**PROBLEM STATEMENT**. Scan the records for the string "servidos"; copy each line where it occurs.

**AVAILABLE DATA**.
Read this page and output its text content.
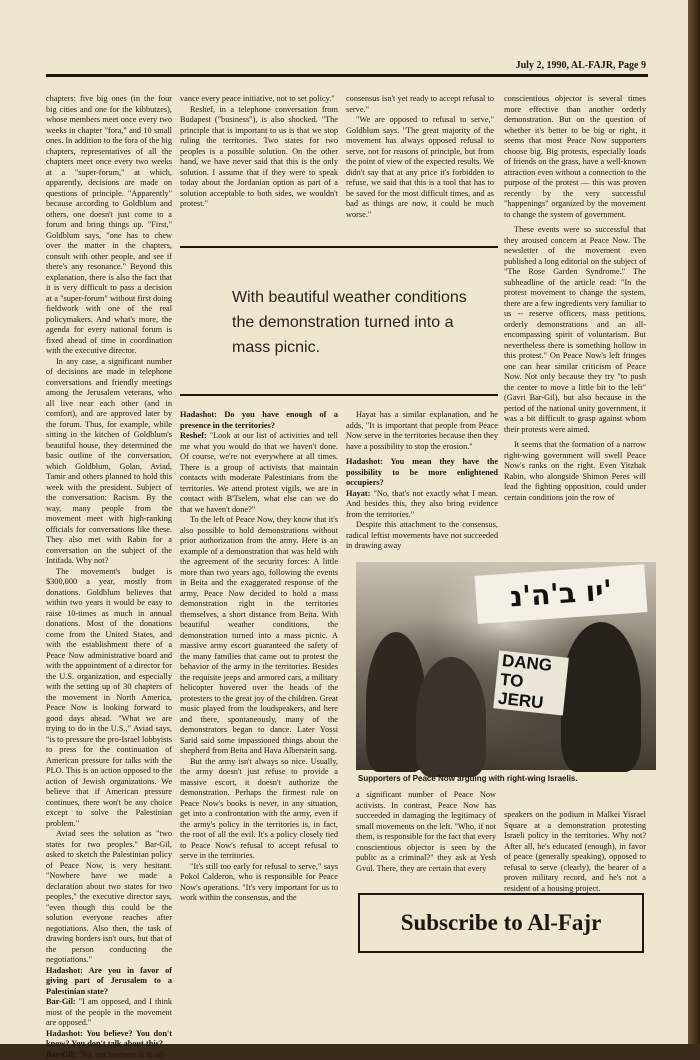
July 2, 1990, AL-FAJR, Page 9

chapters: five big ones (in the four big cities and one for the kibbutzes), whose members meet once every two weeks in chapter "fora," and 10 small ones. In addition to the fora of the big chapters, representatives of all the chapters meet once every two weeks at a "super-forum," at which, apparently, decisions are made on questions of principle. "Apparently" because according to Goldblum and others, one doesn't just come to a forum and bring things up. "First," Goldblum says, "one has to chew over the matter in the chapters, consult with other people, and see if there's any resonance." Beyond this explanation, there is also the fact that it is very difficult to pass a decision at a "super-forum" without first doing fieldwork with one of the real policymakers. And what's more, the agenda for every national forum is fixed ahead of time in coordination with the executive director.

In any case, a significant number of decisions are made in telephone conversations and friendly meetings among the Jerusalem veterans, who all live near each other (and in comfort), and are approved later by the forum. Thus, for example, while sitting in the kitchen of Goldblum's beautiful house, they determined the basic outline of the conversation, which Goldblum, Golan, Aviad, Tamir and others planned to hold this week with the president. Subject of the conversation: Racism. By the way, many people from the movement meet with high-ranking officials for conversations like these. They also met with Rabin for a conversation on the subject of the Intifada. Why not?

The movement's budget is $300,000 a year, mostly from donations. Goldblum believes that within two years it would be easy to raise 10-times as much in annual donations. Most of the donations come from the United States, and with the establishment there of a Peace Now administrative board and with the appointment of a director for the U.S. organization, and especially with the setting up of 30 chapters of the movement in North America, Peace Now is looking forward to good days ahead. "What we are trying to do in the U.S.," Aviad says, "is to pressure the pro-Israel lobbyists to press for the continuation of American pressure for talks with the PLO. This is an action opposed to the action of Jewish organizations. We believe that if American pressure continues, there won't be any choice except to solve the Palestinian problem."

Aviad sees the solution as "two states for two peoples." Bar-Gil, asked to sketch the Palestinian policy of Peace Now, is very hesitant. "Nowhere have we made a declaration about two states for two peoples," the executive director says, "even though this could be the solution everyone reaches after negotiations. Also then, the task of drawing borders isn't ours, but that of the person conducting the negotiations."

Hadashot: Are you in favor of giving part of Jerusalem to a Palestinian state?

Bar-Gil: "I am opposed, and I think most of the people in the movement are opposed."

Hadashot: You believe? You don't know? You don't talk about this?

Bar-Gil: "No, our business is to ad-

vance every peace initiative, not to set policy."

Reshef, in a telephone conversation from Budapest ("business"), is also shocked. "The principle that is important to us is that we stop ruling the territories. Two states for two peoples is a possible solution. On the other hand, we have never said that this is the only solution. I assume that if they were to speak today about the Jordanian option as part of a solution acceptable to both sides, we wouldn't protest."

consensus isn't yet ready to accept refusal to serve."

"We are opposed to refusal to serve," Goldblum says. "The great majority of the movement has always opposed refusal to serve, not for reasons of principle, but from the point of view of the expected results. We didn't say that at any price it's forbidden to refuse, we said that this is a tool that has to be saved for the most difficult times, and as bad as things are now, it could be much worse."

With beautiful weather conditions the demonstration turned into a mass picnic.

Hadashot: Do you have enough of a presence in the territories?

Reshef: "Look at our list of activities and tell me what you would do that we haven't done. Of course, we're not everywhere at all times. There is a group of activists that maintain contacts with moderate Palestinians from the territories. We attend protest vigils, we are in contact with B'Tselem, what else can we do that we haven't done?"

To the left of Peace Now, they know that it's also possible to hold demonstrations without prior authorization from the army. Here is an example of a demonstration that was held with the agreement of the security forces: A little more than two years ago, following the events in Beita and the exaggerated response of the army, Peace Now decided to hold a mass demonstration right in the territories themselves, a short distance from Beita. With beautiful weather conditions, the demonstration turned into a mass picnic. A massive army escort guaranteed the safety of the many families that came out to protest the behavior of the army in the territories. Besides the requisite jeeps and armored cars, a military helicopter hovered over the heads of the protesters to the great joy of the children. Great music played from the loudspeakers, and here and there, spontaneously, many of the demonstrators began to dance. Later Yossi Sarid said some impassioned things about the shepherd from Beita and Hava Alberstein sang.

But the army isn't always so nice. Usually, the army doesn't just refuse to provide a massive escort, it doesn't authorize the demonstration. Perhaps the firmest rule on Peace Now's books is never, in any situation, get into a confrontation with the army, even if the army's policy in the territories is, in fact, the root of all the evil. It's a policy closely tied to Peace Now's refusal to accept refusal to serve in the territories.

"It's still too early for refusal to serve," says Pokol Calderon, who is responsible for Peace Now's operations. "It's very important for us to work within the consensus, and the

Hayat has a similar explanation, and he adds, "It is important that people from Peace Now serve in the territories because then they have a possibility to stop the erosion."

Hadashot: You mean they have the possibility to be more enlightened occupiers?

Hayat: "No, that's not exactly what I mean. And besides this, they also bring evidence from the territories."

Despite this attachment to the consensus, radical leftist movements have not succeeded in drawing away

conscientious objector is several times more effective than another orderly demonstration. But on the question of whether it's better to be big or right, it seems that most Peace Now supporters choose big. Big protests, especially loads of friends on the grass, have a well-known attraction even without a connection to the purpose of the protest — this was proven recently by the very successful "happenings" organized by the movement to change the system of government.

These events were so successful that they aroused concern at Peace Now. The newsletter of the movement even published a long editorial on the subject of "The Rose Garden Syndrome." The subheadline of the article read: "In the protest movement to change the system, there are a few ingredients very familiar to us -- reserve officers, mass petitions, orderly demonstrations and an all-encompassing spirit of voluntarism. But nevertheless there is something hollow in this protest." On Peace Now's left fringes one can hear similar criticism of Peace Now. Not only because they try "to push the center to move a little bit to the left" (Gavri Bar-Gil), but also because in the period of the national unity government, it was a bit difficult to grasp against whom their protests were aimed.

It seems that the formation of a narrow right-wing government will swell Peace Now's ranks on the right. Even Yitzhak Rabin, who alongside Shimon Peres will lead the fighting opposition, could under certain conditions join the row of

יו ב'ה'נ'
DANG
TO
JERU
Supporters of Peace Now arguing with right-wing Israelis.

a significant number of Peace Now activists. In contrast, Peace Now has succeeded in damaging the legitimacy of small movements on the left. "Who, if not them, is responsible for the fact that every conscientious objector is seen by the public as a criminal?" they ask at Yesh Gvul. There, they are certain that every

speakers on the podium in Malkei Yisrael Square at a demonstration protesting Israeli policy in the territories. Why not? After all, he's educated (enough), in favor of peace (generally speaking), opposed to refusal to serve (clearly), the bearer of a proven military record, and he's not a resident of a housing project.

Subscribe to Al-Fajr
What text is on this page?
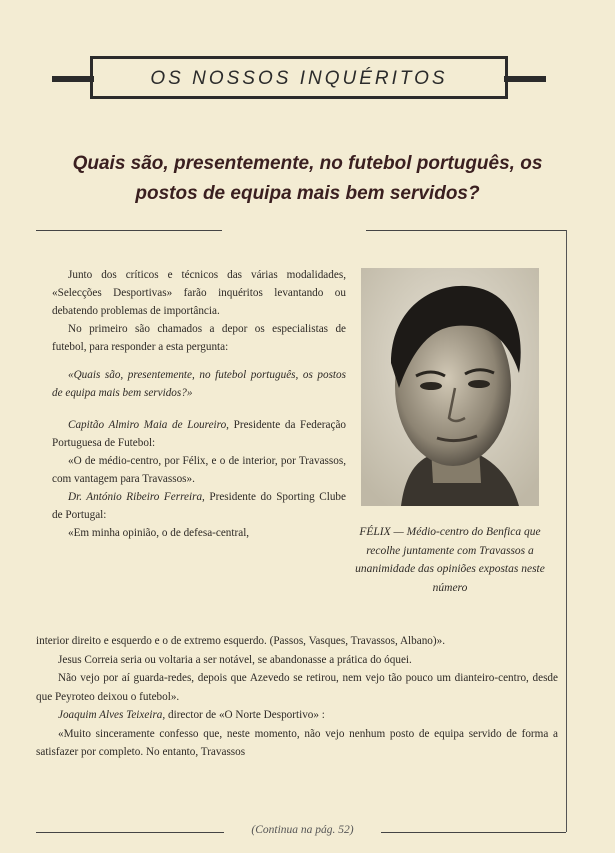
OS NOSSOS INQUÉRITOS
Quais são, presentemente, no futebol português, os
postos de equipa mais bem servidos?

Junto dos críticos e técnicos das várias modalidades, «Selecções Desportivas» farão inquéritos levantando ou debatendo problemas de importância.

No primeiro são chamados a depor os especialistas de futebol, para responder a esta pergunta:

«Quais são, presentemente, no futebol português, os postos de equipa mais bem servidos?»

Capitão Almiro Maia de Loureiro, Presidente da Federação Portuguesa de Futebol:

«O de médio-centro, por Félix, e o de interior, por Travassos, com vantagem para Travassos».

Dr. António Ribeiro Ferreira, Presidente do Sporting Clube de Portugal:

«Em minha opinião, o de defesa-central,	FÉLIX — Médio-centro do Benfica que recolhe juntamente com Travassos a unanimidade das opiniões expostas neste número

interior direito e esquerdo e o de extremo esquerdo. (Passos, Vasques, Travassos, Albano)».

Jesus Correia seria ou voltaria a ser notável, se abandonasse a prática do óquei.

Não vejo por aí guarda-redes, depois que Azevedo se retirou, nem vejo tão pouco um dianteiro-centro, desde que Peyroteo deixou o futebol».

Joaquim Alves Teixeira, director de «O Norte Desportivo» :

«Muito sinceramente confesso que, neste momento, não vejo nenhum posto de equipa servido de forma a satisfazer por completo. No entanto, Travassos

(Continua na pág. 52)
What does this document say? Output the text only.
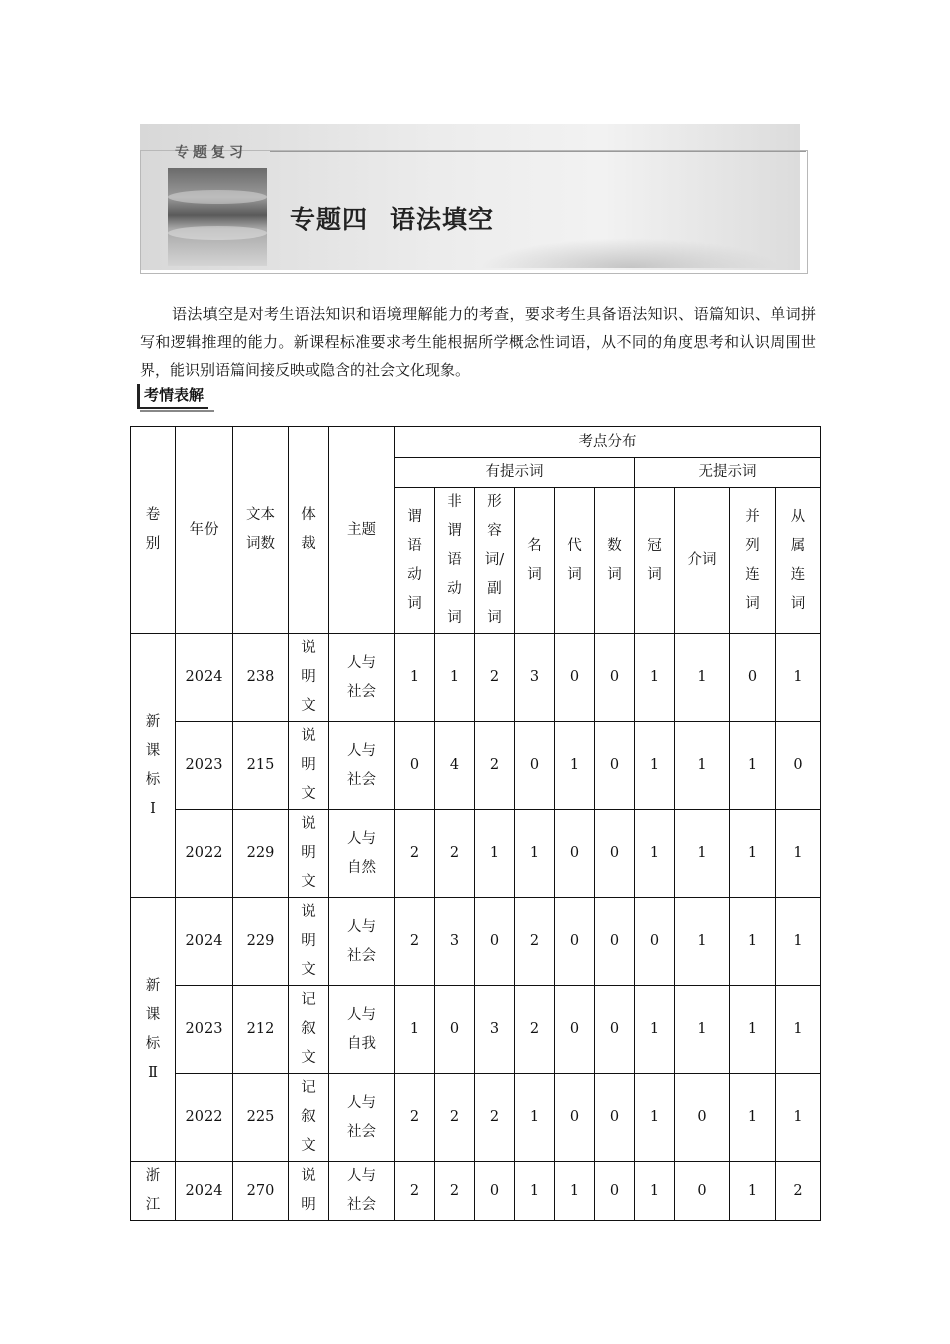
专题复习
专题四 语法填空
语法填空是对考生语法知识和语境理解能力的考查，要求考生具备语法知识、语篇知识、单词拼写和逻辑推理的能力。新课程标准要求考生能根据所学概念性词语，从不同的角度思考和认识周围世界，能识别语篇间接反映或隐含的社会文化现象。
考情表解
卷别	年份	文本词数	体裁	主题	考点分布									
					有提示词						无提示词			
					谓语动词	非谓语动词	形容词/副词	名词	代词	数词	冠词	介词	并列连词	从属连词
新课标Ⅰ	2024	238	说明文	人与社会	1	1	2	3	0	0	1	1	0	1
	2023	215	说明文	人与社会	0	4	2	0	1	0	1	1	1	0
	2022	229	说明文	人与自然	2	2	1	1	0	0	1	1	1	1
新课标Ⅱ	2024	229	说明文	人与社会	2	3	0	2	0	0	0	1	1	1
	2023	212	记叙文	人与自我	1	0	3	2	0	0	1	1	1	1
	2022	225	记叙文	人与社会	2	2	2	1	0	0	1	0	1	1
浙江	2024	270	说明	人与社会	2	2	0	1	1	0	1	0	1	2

**CORRECT OUTPUT**.
postos de equipa mais bem servidos?
«Quais são, presentemente, no futebol português, os postos de equipa mais bem servidos?»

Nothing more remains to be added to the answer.